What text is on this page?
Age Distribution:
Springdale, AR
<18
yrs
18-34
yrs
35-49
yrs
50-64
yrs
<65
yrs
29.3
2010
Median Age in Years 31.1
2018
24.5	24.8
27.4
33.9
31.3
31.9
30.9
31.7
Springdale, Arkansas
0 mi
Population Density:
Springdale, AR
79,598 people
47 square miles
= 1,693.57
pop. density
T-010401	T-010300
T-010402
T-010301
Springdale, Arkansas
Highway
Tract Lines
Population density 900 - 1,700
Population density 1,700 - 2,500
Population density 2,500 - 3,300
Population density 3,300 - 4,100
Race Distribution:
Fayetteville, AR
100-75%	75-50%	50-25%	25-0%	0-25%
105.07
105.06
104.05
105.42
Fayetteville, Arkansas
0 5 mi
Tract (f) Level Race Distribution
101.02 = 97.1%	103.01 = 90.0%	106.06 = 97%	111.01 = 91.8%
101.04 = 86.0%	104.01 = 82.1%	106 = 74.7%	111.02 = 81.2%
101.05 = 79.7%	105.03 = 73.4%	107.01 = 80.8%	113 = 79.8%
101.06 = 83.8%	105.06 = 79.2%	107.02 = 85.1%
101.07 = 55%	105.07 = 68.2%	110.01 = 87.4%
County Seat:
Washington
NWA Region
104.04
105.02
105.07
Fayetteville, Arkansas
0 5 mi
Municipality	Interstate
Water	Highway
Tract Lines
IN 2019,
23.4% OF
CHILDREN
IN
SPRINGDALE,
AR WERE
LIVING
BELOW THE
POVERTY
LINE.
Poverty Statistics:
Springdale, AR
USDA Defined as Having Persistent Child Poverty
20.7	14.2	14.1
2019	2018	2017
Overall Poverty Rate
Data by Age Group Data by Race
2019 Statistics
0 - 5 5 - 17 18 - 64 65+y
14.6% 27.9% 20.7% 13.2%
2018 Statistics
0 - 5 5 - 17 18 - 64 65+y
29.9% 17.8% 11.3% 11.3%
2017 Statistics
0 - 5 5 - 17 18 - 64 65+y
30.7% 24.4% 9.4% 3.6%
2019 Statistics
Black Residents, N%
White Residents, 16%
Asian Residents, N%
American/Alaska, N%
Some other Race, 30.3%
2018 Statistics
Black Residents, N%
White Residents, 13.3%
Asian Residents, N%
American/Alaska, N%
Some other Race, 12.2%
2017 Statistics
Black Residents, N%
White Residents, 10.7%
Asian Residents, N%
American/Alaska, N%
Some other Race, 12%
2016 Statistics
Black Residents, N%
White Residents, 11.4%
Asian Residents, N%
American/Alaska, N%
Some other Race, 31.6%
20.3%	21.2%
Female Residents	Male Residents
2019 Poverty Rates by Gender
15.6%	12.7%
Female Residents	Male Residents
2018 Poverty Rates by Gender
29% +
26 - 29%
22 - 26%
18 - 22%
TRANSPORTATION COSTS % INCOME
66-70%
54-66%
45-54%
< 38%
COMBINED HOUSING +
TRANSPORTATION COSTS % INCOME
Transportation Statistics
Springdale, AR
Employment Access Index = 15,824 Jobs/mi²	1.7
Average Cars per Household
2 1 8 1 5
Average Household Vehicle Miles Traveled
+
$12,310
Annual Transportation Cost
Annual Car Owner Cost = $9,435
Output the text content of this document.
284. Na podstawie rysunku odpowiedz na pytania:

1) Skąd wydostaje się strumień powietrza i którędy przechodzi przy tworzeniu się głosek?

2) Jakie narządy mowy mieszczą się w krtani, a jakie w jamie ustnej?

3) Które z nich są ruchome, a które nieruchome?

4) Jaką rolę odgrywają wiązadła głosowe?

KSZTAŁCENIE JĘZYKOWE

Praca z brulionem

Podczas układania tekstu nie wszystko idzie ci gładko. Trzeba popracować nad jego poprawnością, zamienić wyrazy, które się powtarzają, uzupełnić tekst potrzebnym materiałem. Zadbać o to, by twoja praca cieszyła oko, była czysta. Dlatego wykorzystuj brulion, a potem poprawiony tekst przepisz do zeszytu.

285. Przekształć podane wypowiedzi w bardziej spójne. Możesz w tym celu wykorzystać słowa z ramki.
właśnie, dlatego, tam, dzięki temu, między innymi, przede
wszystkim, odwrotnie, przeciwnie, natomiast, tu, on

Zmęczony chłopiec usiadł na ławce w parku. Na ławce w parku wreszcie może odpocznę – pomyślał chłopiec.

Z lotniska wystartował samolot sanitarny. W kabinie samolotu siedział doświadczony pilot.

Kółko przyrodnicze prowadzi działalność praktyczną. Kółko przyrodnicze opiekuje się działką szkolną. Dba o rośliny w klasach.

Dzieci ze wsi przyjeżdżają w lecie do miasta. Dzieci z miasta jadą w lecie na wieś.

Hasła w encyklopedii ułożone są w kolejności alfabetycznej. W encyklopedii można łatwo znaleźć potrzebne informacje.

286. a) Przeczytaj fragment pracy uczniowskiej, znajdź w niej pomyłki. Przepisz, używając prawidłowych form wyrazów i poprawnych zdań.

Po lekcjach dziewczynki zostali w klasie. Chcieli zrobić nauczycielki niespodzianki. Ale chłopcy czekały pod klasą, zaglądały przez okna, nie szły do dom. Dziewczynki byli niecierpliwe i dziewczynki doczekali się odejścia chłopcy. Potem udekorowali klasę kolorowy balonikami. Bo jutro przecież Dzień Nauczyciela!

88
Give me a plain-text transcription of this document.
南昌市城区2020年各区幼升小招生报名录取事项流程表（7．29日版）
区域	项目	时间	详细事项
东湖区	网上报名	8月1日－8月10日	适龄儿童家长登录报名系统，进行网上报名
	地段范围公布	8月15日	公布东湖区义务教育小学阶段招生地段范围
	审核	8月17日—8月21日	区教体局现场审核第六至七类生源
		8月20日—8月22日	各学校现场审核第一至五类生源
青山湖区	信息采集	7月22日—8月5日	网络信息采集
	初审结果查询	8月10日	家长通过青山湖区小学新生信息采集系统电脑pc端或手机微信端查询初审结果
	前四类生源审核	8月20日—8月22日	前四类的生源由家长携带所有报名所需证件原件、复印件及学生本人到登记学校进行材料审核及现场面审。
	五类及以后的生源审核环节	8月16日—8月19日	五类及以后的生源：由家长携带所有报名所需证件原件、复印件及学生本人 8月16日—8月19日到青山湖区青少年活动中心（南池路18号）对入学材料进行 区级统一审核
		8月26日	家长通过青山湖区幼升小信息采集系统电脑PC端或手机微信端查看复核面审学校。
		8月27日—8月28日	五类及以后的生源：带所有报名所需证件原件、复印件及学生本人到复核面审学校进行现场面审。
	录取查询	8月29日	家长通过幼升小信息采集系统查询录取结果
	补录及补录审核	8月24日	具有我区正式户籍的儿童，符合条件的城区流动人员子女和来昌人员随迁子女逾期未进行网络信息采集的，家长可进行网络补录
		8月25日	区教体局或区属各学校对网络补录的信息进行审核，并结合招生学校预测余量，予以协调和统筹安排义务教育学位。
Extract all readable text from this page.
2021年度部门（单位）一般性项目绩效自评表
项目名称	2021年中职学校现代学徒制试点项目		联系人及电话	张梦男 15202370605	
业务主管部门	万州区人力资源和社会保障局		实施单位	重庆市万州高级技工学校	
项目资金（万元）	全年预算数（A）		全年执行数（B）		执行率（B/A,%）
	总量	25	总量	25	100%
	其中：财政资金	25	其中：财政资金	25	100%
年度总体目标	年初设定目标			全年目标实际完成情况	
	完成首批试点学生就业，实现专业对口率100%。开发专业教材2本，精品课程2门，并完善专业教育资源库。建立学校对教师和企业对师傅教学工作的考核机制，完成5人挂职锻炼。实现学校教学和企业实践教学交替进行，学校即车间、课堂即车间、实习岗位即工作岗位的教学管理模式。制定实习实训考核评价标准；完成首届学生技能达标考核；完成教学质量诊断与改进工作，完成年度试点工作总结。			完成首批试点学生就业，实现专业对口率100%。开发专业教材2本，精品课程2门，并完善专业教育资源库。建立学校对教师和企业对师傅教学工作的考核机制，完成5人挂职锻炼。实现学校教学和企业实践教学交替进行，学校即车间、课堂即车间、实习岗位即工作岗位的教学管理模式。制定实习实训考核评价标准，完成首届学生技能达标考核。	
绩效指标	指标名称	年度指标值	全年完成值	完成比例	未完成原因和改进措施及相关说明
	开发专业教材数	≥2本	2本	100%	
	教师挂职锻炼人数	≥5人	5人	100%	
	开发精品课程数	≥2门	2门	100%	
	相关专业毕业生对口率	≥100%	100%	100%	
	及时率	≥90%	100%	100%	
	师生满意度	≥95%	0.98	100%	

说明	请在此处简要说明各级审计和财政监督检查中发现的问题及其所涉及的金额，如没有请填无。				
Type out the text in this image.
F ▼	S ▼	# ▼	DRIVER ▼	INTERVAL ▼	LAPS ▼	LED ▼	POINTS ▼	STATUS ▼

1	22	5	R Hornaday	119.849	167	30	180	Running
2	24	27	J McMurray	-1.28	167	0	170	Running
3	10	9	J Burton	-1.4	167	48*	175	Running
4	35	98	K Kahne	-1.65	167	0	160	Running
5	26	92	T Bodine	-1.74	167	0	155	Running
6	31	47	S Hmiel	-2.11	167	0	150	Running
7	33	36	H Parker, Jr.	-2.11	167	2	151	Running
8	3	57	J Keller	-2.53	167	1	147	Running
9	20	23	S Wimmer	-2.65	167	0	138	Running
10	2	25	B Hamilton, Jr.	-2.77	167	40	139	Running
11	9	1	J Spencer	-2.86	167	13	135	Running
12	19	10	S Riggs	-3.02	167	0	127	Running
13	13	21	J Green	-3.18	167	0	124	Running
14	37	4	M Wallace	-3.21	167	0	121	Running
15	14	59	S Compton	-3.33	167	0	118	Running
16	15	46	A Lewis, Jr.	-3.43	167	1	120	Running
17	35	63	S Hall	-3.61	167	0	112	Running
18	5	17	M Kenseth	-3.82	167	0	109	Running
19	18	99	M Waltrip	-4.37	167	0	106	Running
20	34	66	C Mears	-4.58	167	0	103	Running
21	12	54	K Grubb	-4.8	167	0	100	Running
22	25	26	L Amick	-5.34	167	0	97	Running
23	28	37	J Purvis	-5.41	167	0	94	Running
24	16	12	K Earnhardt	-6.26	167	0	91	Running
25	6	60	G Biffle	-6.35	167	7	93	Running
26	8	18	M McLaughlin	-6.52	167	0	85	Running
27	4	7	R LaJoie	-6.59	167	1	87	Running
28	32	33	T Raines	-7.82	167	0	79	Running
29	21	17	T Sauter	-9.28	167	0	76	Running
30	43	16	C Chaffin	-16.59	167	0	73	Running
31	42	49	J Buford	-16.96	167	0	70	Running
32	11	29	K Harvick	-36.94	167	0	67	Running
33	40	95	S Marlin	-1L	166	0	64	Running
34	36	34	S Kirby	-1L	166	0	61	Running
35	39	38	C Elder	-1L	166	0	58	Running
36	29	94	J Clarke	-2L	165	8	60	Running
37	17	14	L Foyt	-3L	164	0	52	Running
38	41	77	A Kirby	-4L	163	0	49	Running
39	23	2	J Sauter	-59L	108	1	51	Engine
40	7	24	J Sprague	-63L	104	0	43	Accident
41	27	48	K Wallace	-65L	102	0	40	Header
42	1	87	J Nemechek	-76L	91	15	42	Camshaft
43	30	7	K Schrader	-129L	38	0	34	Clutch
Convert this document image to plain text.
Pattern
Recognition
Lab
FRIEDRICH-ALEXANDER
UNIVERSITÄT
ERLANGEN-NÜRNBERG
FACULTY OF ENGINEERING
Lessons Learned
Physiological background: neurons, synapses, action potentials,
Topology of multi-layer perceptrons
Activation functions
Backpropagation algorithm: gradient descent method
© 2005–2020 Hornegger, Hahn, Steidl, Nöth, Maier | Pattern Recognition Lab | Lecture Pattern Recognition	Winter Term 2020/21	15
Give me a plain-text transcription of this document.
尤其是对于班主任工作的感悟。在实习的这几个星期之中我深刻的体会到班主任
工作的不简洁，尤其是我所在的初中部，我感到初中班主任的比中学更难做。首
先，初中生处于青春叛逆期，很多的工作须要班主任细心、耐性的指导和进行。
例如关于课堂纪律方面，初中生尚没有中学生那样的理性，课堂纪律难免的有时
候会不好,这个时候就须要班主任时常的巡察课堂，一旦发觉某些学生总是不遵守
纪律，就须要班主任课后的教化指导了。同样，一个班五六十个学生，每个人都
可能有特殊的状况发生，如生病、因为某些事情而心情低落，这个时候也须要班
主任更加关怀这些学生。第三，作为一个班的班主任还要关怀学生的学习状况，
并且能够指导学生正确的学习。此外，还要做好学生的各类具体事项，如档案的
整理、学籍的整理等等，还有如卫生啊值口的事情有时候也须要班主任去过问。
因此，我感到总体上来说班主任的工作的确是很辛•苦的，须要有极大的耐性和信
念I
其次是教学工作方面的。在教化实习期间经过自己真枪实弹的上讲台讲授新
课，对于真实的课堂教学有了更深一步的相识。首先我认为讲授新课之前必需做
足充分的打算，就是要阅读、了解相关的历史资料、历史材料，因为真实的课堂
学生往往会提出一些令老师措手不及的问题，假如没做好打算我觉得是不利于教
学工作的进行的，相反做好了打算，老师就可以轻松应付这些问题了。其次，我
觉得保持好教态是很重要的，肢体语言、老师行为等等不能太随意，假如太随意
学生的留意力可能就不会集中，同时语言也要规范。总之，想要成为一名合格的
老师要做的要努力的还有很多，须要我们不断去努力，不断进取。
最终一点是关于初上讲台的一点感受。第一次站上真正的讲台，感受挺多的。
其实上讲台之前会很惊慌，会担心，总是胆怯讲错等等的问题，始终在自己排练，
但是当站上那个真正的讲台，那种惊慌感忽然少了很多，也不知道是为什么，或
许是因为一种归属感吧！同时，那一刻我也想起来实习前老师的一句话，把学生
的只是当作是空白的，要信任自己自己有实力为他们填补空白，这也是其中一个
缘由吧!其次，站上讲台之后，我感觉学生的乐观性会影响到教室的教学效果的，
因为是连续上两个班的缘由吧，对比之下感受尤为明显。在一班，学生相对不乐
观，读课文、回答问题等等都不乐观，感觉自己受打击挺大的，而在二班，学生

══════════════════════════════

To do
Read the entries and pick out all lines that include the word "Annual".

The output
Annual Transportation Cost
Annual Car Owner Cost = $9,435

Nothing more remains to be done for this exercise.